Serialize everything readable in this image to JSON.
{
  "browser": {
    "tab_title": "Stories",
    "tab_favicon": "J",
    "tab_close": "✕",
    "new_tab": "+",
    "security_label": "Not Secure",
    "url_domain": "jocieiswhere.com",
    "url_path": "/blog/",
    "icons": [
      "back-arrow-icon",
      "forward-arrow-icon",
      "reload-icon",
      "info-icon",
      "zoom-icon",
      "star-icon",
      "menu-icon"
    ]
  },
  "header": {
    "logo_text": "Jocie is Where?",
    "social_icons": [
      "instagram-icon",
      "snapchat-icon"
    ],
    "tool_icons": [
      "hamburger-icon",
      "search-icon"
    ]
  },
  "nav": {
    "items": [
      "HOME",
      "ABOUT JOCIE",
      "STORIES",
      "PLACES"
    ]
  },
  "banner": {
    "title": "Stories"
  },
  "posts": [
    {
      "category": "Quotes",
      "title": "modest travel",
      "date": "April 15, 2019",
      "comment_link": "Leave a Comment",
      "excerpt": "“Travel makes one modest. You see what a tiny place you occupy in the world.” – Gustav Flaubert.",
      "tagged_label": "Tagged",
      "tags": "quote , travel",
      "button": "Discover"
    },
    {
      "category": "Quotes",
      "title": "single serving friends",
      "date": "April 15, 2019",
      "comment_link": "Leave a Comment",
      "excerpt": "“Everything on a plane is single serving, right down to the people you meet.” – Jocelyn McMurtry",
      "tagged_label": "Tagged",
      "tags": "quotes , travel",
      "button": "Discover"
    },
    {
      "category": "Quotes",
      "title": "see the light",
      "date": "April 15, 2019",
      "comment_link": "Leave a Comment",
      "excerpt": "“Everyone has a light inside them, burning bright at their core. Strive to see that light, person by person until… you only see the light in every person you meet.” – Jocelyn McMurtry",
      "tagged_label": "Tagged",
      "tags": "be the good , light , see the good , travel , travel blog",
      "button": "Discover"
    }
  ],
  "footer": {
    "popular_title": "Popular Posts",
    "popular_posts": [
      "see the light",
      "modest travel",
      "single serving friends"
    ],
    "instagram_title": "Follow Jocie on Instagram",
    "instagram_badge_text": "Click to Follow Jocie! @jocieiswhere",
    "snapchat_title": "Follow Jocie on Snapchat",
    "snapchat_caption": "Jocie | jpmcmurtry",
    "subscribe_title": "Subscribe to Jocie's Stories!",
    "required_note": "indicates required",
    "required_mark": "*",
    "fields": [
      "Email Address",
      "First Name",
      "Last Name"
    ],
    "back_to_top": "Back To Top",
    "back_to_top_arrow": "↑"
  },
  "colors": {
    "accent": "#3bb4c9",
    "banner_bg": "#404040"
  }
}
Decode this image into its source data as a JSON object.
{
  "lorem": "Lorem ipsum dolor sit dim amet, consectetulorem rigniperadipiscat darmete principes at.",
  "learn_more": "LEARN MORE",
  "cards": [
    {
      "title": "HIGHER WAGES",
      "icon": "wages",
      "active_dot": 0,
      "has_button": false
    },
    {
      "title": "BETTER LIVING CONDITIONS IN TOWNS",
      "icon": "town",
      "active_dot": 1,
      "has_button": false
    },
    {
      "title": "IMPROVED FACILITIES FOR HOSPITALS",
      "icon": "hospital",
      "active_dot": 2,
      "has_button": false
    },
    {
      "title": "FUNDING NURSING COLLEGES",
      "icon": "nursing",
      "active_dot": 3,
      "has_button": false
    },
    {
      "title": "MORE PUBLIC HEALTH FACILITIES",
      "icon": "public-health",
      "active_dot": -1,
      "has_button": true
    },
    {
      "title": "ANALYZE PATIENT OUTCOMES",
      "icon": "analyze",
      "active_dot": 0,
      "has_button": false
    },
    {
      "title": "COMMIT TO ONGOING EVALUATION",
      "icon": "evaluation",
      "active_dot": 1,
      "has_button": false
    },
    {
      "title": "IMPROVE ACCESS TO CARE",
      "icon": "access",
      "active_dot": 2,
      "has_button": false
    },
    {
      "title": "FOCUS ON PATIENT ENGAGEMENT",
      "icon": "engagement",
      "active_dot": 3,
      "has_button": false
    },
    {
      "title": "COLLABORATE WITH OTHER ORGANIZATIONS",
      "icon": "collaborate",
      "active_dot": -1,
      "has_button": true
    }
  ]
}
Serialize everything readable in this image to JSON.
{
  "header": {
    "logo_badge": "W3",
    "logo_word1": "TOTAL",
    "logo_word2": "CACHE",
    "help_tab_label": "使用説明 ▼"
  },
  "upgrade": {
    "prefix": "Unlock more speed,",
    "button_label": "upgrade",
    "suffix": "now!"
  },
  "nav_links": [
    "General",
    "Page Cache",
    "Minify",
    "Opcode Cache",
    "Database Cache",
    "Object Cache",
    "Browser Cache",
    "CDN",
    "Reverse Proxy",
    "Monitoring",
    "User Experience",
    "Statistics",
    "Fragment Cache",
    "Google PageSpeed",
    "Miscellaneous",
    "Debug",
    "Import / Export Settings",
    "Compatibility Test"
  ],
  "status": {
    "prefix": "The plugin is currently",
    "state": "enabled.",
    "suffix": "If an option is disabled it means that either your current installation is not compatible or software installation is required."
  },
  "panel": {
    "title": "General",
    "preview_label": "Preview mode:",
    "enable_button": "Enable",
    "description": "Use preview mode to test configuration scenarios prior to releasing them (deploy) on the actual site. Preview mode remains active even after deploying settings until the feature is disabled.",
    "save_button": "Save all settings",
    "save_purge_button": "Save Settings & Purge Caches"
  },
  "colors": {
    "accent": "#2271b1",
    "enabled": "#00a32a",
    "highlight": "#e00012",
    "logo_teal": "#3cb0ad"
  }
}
-- -- --
### [Exercise details]
Take the entries and copy them out exactly.

### [Exercise output]
Serialize everything readable in this image to JSON.
{
  "browser": {
    "tab_title": "Stories",
    "tab_favicon": "J",
    "tab_close": "✕",
    "new_tab": "+",
    "security_label": "Not Secure",
    "url_domain": "jocieiswhere.com",
    "url_path": "/blog/",
    "icons": [
      "back-arrow-icon",
      "forward-arrow-icon",
      "reload-icon",
      "info-icon",
      "zoom-icon",
      "star-icon",
      "menu-icon"
    ]
  },
  "header": {
    "logo_text": "Jocie is Where?",
    "social_icons": [
      "instagram-icon",
      "snapchat-icon"
    ],
    "tool_icons": [
      "hamburger-icon",
      "search-icon"
    ]
  },
  "nav": {
    "items": [
      "HOME",
      "ABOUT JOCIE",
      "STORIES",
      "PLACES"
    ]
  },
  "banner": {
    "title": "Stories"
  },
  "posts": [
    {
      "category": "Quotes",
      "title": "modest travel",
      "date": "April 15, 2019",
      "comment_link": "Leave a Comment",
      "excerpt": "“Travel makes one modest. You see what a tiny place you occupy in the world.” – Gustav Flaubert.",
      "tagged_label": "Tagged",
      "tags": "quote , travel",
      "button": "Discover"
    },
    {
      "category": "Quotes",
      "title": "single serving friends",
      "date": "April 15, 2019",
      "comment_link": "Leave a Comment",
      "excerpt": "“Everything on a plane is single serving, right down to the people you meet.” – Jocelyn McMurtry",
      "tagged_label": "Tagged",
      "tags": "quotes , travel",
      "button": "Discover"
    },
    {
      "category": "Quotes",
      "title": "see the light",
      "date": "April 15, 2019",
      "comment_link": "Leave a Comment",
      "excerpt": "“Everyone has a light inside them, burning bright at their core. Strive to see that light, person by person until… you only see the light in every person you meet.” – Jocelyn McMurtry",
      "tagged_label": "Tagged",
      "tags": "be the good , light , see the good , travel , travel blog",
      "button": "Discover"
    }
  ],
  "footer": {
    "popular_title": "Popular Posts",
    "popular_posts": [
      "see the light",
      "modest travel",
      "single serving friends"
    ],
    "instagram_title": "Follow Jocie on Instagram",
    "instagram_badge_text": "Click to Follow Jocie! @jocieiswhere",
    "snapchat_title": "Follow Jocie on Snapchat",
    "snapchat_caption": "Jocie | jpmcmurtry",
    "subscribe_title": "Subscribe to Jocie's Stories!",
    "required_note": "indicates required",
    "required_mark": "*",
    "fields": [
      "Email Address",
      "First Name",
      "Last Name"
    ],
    "back_to_top": "Back To Top",
    "back_to_top_arrow": "↑"
  },
  "colors": {
    "accent": "#3bb4c9",
    "banner_bg": "#404040"
  }
}
Decode this image into its source data as a JSON object.
{
  "lorem": "Lorem ipsum dolor sit dim amet, consectetulorem rigniperadipiscat darmete principes at.",
  "learn_more": "LEARN MORE",
  "cards": [
    {
      "title": "HIGHER WAGES",
      "icon": "wages",
      "active_dot": 0,
      "has_button": false
    },
    {
      "title": "BETTER LIVING CONDITIONS IN TOWNS",
      "icon": "town",
      "active_dot": 1,
      "has_button": false
    },
    {
      "title": "IMPROVED FACILITIES FOR HOSPITALS",
      "icon": "hospital",
      "active_dot": 2,
      "has_button": false
    },
    {
      "title": "FUNDING NURSING COLLEGES",
      "icon": "nursing",
      "active_dot": 3,
      "has_button": false
    },
    {
      "title": "MORE PUBLIC HEALTH FACILITIES",
      "icon": "public-health",
      "active_dot": -1,
      "has_button": true
    },
    {
      "title": "ANALYZE PATIENT OUTCOMES",
      "icon": "analyze",
      "active_dot": 0,
      "has_button": false
    },
    {
      "title": "COMMIT TO ONGOING EVALUATION",
      "icon": "evaluation",
      "active_dot": 1,
      "has_button": false
    },
    {
      "title": "IMPROVE ACCESS TO CARE",
      "icon": "access",
      "active_dot": 2,
      "has_button": false
    },
    {
      "title": "FOCUS ON PATIENT ENGAGEMENT",
      "icon": "engagement",
      "active_dot": 3,
      "has_button": false
    },
    {
      "title": "COLLABORATE WITH OTHER ORGANIZATIONS",
      "icon": "collaborate",
      "active_dot": -1,
      "has_button": true
    }
  ]
}
Serialize everything readable in this image to JSON.
{
  "header": {
    "logo_badge": "W3",
    "logo_word1": "TOTAL",
    "logo_word2": "CACHE",
    "help_tab_label": "使用説明 ▼"
  },
  "upgrade": {
    "prefix": "Unlock more speed,",
    "button_label": "upgrade",
    "suffix": "now!"
  },
  "nav_links": [
    "General",
    "Page Cache",
    "Minify",
    "Opcode Cache",
    "Database Cache",
    "Object Cache",
    "Browser Cache",
    "CDN",
    "Reverse Proxy",
    "Monitoring",
    "User Experience",
    "Statistics",
    "Fragment Cache",
    "Google PageSpeed",
    "Miscellaneous",
    "Debug",
    "Import / Export Settings",
    "Compatibility Test"
  ],
  "status": {
    "prefix": "The plugin is currently",
    "state": "enabled.",
    "suffix": "If an option is disabled it means that either your current installation is not compatible or software installation is required."
  },
  "panel": {
    "title": "General",
    "preview_label": "Preview mode:",
    "enable_button": "Enable",
    "description": "Use preview mode to test configuration scenarios prior to releasing them (deploy) on the actual site. Preview mode remains active even after deploying settings until the feature is disabled.",
    "save_button": "Save all settings",
    "save_purge_button": "Save Settings & Purge Caches"
  },
  "colors": {
    "accent": "#2271b1",
    "enabled": "#00a32a",
    "highlight": "#e00012",
    "logo_teal": "#3cb0ad"
  }
}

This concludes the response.